• _Given problem_: For each statement, answer yes or no according to the Thomas Cook text below, and quote the words from the text that decide it. (a) Cook's excursion of 5 July 1841 was the first railway excursion ever organized. (b) The Fleet Street office included a shop that sold guide books. (c) The hotel coupon was introduced in 1868.

• _Excerpted text_:

----

Thomas Cook (22 November 1808 – 18 July 1892) was an English businessman. He is best known for founding the travel agency Thomas Cook & Son.  He was also one of the initial developers of the "package tour" including travel, accommodations, and the like.

Early life 
Thomas Cook was born on 22 November 1808, to John and Elizabeth Cook, who lived at 9 Quick Close in the village of Melbourne, Derbyshire. At the age of 10, Cook started working as an assistant to a local market gardener on Lord Melbourne's estate. In 1828,  he became a Baptist missionary and toured the region as a village evangelist and distributing pamphlets and, in the 1830s, he became involved in the temperance movement.

On 2 March 1833, Cook married Marianne Mason (1807–1884) at the parish church in Barrowden in Rutland. A son, John Mason Cook, was born on 13 January 1834. A daughter, Annie Elizabeth, born on 21 June 1845, died in a bath aged 35 after inhaling poisonous fumes from a faulty water heater.

Cook's first excursions 

With the opening of the extended Midland Counties Railway, he arranged to take a group of temperance campaigners from Leicester Campbell Street railway station to a teetotal rally in Loughborough, eleven miles away. On 5 July 1841, Thomas Cook escorted around 485 people, who paid one shilling each for the return train journey, on his first excursion. This is sometimes reported as the world's first railway excursion; however this is incorrect as Grosmont church (Whitby) had already organised an excursion as a fund raiser in 1839.

On 4 August 1845 he arranged for a party to travel from Leicester to Liverpool. In 1846, he took 350 people from Leicester on a tour of Scotland. In 1851 he arranged for 150,000 people to travel to the Great Exhibition in London. Four years later, he planned his first excursion abroad, when he took two groups on a 'grand circular tour' of Belgium, Germany and France, ending in Paris for the Exhibition.

The Thomas Cook statue outside Leicester Railway Station, London Road, Leicester was unveiled on 14 January 1994 by his great-great-grandson Thomas Cook. It was sculpted by James Butler RA.

He was awarded the Serbian Order of Saint Sava.

Thomas Cook & Son 
Thomas Cook acquired business premises on Fleet Street, London in 1865. The office also contained a shop which sold essential travel accessories, including guide books, luggage, telescopes and footwear. In 1872, he formed a partnership with his son, John Mason Andrew  Cook, and renamed the travel agency as Thomas Cook & Son.

In accordance with his beliefs, he and his wife also ran a small temperance hotel above the office. Their business model was refined by the introduction of the 'hotel coupon' in 1868. Detachable coupons in a counterfoil book were issued to the traveller. These were valid for either a restaurant meal or an overnight hotel stay provided they were on Cook's list.

----

• _Record excerpts_:
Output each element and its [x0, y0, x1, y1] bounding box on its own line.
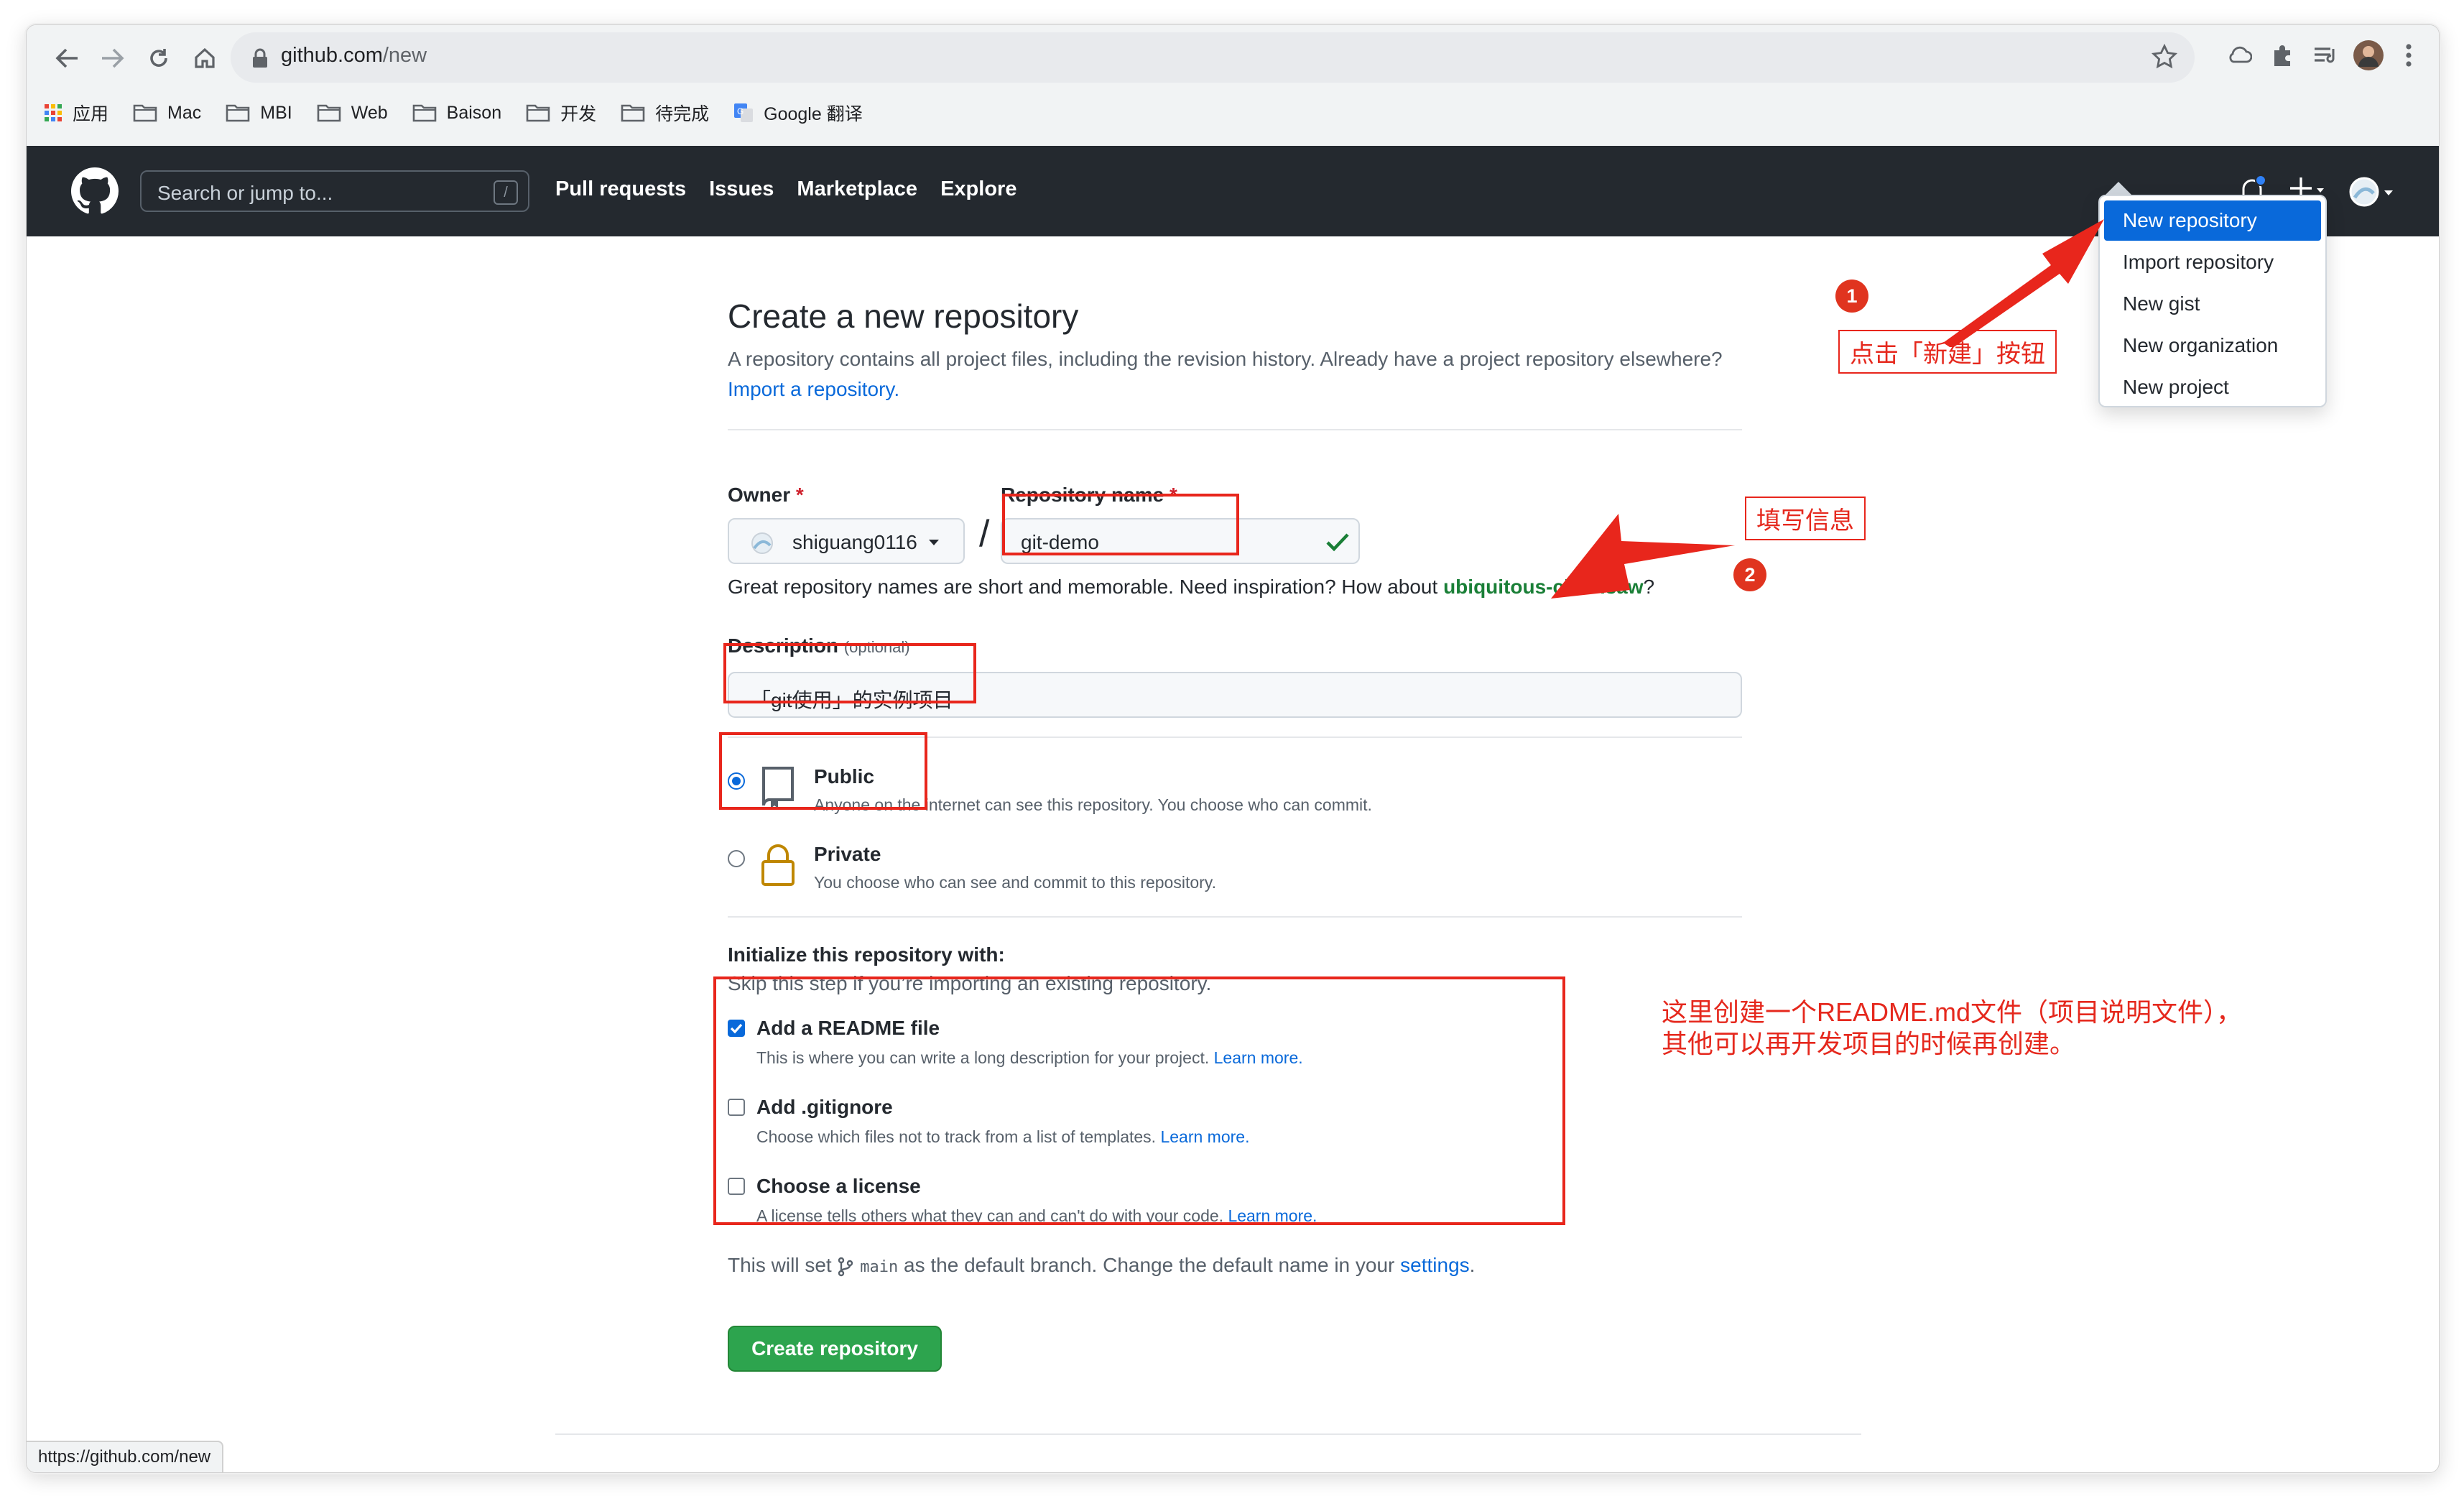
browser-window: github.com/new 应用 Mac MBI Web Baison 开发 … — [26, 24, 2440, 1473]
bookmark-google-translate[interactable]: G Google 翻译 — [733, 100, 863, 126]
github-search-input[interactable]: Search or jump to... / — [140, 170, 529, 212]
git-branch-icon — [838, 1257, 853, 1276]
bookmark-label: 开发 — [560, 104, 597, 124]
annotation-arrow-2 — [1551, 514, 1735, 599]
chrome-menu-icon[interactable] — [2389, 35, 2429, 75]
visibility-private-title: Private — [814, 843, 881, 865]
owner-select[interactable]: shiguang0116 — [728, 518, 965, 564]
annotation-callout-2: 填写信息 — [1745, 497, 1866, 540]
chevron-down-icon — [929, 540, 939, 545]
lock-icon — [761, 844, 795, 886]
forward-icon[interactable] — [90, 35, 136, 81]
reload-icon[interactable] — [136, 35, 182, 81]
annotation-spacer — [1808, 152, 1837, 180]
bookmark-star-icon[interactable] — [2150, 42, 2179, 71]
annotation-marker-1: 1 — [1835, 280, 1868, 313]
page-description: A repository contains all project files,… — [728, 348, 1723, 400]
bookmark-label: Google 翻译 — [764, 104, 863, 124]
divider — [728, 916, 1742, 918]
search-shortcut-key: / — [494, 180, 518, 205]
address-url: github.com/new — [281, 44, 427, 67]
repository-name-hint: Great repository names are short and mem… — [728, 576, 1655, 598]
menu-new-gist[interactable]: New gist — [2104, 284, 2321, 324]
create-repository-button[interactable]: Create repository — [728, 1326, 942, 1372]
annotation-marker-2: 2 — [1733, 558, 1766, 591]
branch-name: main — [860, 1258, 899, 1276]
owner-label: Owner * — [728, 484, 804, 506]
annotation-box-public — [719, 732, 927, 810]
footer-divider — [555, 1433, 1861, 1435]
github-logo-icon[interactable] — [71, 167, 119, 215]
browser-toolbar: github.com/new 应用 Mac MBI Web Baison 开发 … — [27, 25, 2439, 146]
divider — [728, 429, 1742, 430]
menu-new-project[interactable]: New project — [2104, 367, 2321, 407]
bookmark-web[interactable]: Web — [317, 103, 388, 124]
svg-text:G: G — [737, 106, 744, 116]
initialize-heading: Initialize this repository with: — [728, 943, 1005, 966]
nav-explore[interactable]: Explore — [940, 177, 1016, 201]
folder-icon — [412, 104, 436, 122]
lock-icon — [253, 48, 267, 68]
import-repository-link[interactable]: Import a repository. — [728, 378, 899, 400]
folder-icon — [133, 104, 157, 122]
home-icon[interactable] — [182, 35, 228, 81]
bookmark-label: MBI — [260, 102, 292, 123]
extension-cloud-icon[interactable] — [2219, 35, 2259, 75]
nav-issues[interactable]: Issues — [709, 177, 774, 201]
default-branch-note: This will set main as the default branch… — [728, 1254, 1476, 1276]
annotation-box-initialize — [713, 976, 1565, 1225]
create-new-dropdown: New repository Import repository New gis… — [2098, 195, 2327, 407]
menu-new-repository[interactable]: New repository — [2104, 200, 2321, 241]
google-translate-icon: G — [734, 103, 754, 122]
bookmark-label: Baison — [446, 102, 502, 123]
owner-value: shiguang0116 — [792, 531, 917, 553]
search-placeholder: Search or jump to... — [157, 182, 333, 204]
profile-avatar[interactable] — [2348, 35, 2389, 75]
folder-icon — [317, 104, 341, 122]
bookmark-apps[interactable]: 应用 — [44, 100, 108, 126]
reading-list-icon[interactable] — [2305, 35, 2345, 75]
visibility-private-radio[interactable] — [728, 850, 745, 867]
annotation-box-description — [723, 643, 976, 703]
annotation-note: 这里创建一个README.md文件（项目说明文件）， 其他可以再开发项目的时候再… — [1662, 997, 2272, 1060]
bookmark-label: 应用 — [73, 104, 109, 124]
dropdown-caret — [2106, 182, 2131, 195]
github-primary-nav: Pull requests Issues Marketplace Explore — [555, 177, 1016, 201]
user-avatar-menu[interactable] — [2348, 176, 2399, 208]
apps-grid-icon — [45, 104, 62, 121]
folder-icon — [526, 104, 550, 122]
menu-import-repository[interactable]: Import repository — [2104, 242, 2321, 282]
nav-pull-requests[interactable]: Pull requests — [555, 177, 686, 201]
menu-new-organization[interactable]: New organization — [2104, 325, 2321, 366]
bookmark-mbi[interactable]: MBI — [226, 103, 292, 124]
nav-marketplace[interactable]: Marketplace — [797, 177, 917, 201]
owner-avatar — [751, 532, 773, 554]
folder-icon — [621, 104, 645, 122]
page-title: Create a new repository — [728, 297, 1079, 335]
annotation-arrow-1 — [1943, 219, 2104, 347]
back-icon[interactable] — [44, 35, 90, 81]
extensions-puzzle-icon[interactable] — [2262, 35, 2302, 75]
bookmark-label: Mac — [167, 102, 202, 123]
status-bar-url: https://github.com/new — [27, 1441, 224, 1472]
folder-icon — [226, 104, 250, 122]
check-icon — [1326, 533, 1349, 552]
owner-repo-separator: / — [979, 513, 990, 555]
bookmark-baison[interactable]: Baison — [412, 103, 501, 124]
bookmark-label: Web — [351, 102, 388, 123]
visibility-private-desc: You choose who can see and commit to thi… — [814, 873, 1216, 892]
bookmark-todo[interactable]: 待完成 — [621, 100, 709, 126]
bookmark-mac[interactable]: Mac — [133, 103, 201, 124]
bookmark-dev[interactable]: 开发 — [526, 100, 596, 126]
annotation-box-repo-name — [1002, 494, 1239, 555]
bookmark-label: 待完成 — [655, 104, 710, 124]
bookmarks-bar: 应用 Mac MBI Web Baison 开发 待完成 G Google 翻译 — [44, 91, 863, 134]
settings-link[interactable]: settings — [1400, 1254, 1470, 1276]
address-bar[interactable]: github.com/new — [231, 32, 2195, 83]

----

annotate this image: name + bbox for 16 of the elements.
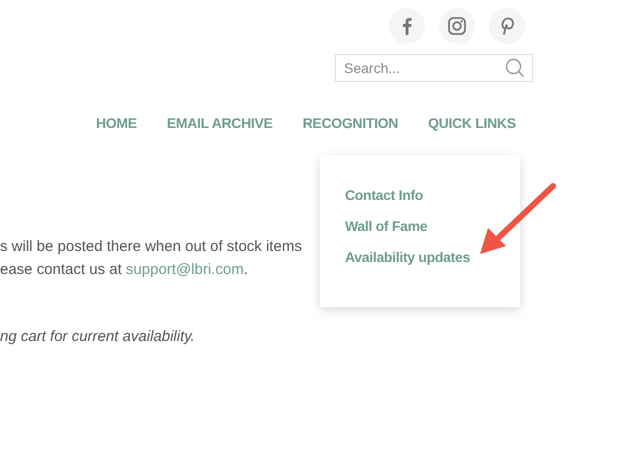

----

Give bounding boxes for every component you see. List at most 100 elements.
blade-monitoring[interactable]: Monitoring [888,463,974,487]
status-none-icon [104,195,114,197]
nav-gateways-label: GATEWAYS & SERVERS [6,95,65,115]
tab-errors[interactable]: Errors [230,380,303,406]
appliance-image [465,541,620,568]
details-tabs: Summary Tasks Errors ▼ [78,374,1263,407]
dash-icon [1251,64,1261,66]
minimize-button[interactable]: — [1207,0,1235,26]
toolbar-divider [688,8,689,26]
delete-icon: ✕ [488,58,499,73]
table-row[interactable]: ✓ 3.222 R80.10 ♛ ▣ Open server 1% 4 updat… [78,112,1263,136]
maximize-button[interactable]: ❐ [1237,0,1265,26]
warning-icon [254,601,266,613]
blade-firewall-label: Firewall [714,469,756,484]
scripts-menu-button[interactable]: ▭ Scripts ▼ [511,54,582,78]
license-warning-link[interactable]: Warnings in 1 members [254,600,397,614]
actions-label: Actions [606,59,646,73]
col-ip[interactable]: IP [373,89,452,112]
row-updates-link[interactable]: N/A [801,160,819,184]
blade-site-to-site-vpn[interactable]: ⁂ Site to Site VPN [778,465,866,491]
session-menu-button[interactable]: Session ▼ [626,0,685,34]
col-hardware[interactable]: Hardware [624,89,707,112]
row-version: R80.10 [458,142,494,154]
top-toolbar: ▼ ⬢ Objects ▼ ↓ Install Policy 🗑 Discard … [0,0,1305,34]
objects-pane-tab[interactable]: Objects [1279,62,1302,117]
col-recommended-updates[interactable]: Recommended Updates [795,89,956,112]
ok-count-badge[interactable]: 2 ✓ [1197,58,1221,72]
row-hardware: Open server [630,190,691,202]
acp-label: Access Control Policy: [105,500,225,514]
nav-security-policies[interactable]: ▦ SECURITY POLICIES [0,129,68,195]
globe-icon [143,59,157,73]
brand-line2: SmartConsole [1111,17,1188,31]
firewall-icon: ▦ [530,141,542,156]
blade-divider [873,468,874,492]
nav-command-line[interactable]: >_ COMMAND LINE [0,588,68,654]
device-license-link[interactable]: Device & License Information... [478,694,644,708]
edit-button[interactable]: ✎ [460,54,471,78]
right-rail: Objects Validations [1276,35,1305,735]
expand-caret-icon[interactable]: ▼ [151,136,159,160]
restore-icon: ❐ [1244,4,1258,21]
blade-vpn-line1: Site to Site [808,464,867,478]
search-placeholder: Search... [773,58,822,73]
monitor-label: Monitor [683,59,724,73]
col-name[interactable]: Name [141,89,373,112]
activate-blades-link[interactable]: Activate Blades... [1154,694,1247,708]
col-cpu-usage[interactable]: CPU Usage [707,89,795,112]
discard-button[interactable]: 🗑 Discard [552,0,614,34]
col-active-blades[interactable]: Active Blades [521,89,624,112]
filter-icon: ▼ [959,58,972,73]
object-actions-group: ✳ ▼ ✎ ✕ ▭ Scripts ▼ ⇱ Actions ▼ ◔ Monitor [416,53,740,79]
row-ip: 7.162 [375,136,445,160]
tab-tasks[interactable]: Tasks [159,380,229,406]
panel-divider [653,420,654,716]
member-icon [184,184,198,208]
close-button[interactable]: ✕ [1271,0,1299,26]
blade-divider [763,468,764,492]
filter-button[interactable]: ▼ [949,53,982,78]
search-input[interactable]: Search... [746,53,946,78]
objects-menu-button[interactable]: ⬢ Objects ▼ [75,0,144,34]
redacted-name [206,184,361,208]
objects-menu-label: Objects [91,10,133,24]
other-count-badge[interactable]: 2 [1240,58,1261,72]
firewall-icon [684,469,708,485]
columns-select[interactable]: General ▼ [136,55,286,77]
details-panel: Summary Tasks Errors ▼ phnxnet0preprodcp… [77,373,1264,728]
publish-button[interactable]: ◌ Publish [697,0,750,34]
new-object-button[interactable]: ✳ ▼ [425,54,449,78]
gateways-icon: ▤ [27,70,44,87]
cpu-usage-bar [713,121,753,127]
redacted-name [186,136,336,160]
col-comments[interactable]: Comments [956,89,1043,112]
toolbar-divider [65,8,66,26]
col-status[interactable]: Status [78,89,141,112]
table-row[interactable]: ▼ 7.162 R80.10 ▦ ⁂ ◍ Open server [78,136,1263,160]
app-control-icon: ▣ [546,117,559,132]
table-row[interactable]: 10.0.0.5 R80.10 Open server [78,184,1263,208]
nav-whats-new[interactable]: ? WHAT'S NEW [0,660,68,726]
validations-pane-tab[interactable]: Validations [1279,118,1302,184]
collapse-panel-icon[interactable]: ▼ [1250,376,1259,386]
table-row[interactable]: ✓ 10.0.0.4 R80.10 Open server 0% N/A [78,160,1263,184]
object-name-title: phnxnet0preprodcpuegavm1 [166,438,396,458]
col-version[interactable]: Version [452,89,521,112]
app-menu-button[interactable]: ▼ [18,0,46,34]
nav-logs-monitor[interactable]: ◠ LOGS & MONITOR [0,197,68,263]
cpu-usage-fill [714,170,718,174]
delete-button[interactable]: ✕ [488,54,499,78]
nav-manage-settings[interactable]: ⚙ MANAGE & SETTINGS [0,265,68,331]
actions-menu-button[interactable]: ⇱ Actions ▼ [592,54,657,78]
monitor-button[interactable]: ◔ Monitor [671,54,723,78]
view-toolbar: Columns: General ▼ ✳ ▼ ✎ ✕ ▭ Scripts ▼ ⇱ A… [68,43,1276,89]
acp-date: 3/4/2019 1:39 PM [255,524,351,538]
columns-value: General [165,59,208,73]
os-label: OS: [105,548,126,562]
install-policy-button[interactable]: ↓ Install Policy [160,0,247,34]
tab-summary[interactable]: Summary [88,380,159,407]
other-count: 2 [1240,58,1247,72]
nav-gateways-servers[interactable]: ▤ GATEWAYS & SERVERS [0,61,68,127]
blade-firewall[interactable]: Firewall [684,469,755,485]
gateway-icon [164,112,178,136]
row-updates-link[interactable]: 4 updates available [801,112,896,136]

----

• _Expected answer_:
(a) No: "This is sometimes reported as the world's first railway excursion; however this is incorrect as Grosmont church (Whitby) had already organised an excursion as a fund raiser in 1839."
(b) Yes: "The office also contained a shop which sold essential travel accessories, including guide books, luggage, telescopes and footwear."
(c) Yes: "Their business model was refined by the introduction of the 'hotel coupon' in 1868."